Rows from a figure dataset
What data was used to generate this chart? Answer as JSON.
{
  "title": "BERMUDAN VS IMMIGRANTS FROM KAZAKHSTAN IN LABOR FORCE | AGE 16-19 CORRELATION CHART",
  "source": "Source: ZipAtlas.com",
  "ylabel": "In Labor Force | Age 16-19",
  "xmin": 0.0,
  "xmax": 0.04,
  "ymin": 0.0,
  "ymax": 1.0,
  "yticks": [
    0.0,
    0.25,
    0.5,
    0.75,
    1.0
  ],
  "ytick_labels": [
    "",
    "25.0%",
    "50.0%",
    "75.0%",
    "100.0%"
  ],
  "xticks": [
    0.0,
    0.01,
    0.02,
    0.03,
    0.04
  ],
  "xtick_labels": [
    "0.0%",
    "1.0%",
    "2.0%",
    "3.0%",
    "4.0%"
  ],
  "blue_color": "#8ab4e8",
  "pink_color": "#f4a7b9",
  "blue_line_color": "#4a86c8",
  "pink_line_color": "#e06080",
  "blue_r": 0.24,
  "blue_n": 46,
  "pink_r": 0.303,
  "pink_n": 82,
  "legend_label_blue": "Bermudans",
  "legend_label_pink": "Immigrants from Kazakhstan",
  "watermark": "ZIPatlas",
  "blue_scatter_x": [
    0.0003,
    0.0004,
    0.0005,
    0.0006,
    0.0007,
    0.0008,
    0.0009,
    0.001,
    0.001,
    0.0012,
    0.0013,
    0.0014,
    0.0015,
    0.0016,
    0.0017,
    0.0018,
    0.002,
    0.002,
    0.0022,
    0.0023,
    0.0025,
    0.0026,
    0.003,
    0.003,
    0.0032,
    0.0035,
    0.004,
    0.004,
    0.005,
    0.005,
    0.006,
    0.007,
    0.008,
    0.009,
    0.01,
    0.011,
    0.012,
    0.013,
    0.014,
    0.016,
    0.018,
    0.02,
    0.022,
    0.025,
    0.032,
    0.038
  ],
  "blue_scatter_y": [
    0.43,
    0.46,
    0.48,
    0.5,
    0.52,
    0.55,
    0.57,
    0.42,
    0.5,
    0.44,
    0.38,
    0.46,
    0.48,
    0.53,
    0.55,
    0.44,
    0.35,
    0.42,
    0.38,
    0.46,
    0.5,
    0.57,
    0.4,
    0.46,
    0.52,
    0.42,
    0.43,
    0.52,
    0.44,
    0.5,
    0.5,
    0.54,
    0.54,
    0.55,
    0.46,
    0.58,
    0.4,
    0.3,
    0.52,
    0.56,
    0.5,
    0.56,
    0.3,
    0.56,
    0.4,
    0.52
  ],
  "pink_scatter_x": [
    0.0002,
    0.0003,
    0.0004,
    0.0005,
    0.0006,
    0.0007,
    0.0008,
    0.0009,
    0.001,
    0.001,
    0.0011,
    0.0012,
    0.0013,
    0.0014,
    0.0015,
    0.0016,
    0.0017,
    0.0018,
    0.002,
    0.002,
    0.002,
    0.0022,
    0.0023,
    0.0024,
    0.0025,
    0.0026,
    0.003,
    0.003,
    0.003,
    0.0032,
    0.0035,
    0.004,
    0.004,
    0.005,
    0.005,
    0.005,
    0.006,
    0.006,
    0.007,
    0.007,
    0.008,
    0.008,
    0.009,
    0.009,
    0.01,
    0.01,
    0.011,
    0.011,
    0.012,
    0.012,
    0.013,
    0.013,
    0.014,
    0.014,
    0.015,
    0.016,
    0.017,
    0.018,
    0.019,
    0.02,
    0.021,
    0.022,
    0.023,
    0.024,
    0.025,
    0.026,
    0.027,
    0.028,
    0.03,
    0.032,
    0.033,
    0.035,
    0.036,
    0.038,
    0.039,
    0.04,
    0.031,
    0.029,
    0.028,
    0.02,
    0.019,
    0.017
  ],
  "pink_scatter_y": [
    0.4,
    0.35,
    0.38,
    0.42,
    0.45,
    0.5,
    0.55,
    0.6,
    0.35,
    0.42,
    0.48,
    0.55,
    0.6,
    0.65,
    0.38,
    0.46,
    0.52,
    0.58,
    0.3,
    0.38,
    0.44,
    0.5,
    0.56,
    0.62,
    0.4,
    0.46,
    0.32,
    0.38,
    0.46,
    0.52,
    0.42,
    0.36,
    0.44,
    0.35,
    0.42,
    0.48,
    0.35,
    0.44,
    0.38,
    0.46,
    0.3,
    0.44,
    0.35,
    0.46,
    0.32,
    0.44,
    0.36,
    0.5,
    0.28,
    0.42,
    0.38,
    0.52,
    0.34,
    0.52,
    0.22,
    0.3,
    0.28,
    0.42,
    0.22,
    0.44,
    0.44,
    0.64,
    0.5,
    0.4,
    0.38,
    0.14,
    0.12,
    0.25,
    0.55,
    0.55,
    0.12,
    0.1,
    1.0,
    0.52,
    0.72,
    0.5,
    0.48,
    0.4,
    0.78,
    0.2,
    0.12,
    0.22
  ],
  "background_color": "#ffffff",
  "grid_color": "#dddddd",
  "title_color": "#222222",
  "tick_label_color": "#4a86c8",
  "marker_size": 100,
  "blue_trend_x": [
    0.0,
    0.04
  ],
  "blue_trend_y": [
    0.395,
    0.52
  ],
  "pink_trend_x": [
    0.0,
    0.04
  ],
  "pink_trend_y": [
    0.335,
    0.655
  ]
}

_PROBLEM TO WORK ON_
Here, the records must be output exactly and in full.

_REPLY_
What data was used to generate this chart? Answer as JSON.
{
  "title": "BERMUDAN VS IMMIGRANTS FROM KAZAKHSTAN IN LABOR FORCE | AGE 16-19 CORRELATION CHART",
  "source": "Source: ZipAtlas.com",
  "ylabel": "In Labor Force | Age 16-19",
  "xmin": 0.0,
  "xmax": 0.04,
  "ymin": 0.0,
  "ymax": 1.0,
  "yticks": [
    0.0,
    0.25,
    0.5,
    0.75,
    1.0
  ],
  "ytick_labels": [
    "",
    "25.0%",
    "50.0%",
    "75.0%",
    "100.0%"
  ],
  "xticks": [
    0.0,
    0.01,
    0.02,
    0.03,
    0.04
  ],
  "xtick_labels": [
    "0.0%",
    "1.0%",
    "2.0%",
    "3.0%",
    "4.0%"
  ],
  "blue_color": "#8ab4e8",
  "pink_color": "#f4a7b9",
  "blue_line_color": "#4a86c8",
  "pink_line_color": "#e06080",
  "blue_r": 0.24,
  "blue_n": 46,
  "pink_r": 0.303,
  "pink_n": 82,
  "legend_label_blue": "Bermudans",
  "legend_label_pink": "Immigrants from Kazakhstan",
  "watermark": "ZIPatlas",
  "blue_scatter_x": [
    0.0003,
    0.0004,
    0.0005,
    0.0006,
    0.0007,
    0.0008,
    0.0009,
    0.001,
    0.001,
    0.0012,
    0.0013,
    0.0014,
    0.0015,
    0.0016,
    0.0017,
    0.0018,
    0.002,
    0.002,
    0.0022,
    0.0023,
    0.0025,
    0.0026,
    0.003,
    0.003,
    0.0032,
    0.0035,
    0.004,
    0.004,
    0.005,
    0.005,
    0.006,
    0.007,
    0.008,
    0.009,
    0.01,
    0.011,
    0.012,
    0.013,
    0.014,
    0.016,
    0.018,
    0.02,
    0.022,
    0.025,
    0.032,
    0.038
  ],
  "blue_scatter_y": [
    0.43,
    0.46,
    0.48,
    0.5,
    0.52,
    0.55,
    0.57,
    0.42,
    0.5,
    0.44,
    0.38,
    0.46,
    0.48,
    0.53,
    0.55,
    0.44,
    0.35,
    0.42,
    0.38,
    0.46,
    0.5,
    0.57,
    0.4,
    0.46,
    0.52,
    0.42,
    0.43,
    0.52,
    0.44,
    0.5,
    0.5,
    0.54,
    0.54,
    0.55,
    0.46,
    0.58,
    0.4,
    0.3,
    0.52,
    0.56,
    0.5,
    0.56,
    0.3,
    0.56,
    0.4,
    0.52
  ],
  "pink_scatter_x": [
    0.0002,
    0.0003,
    0.0004,
    0.0005,
    0.0006,
    0.0007,
    0.0008,
    0.0009,
    0.001,
    0.001,
    0.0011,
    0.0012,
    0.0013,
    0.0014,
    0.0015,
    0.0016,
    0.0017,
    0.0018,
    0.002,
    0.002,
    0.002,
    0.0022,
    0.0023,
    0.0024,
    0.0025,
    0.0026,
    0.003,
    0.003,
    0.003,
    0.0032,
    0.0035,
    0.004,
    0.004,
    0.005,
    0.005,
    0.005,
    0.006,
    0.006,
    0.007,
    0.007,
    0.008,
    0.008,
    0.009,
    0.009,
    0.01,
    0.01,
    0.011,
    0.011,
    0.012,
    0.012,
    0.013,
    0.013,
    0.014,
    0.014,
    0.015,
    0.016,
    0.017,
    0.018,
    0.019,
    0.02,
    0.021,
    0.022,
    0.023,
    0.024,
    0.025,
    0.026,
    0.027,
    0.028,
    0.03,
    0.032,
    0.033,
    0.035,
    0.036,
    0.038,
    0.039,
    0.04,
    0.031,
    0.029,
    0.028,
    0.02,
    0.019,
    0.017
  ],
  "pink_scatter_y": [
    0.4,
    0.35,
    0.38,
    0.42,
    0.45,
    0.5,
    0.55,
    0.6,
    0.35,
    0.42,
    0.48,
    0.55,
    0.6,
    0.65,
    0.38,
    0.46,
    0.52,
    0.58,
    0.3,
    0.38,
    0.44,
    0.5,
    0.56,
    0.62,
    0.4,
    0.46,
    0.32,
    0.38,
    0.46,
    0.52,
    0.42,
    0.36,
    0.44,
    0.35,
    0.42,
    0.48,
    0.35,
    0.44,
    0.38,
    0.46,
    0.3,
    0.44,
    0.35,
    0.46,
    0.32,
    0.44,
    0.36,
    0.5,
    0.28,
    0.42,
    0.38,
    0.52,
    0.34,
    0.52,
    0.22,
    0.3,
    0.28,
    0.42,
    0.22,
    0.44,
    0.44,
    0.64,
    0.5,
    0.4,
    0.38,
    0.14,
    0.12,
    0.25,
    0.55,
    0.55,
    0.12,
    0.1,
    1.0,
    0.52,
    0.72,
    0.5,
    0.48,
    0.4,
    0.78,
    0.2,
    0.12,
    0.22
  ],
  "background_color": "#ffffff",
  "grid_color": "#dddddd",
  "title_color": "#222222",
  "tick_label_color": "#4a86c8",
  "marker_size": 100,
  "blue_trend_x": [
    0.0,
    0.04
  ],
  "blue_trend_y": [
    0.395,
    0.52
  ],
  "pink_trend_x": [
    0.0,
    0.04
  ],
  "pink_trend_y": [
    0.335,
    0.655
  ]
}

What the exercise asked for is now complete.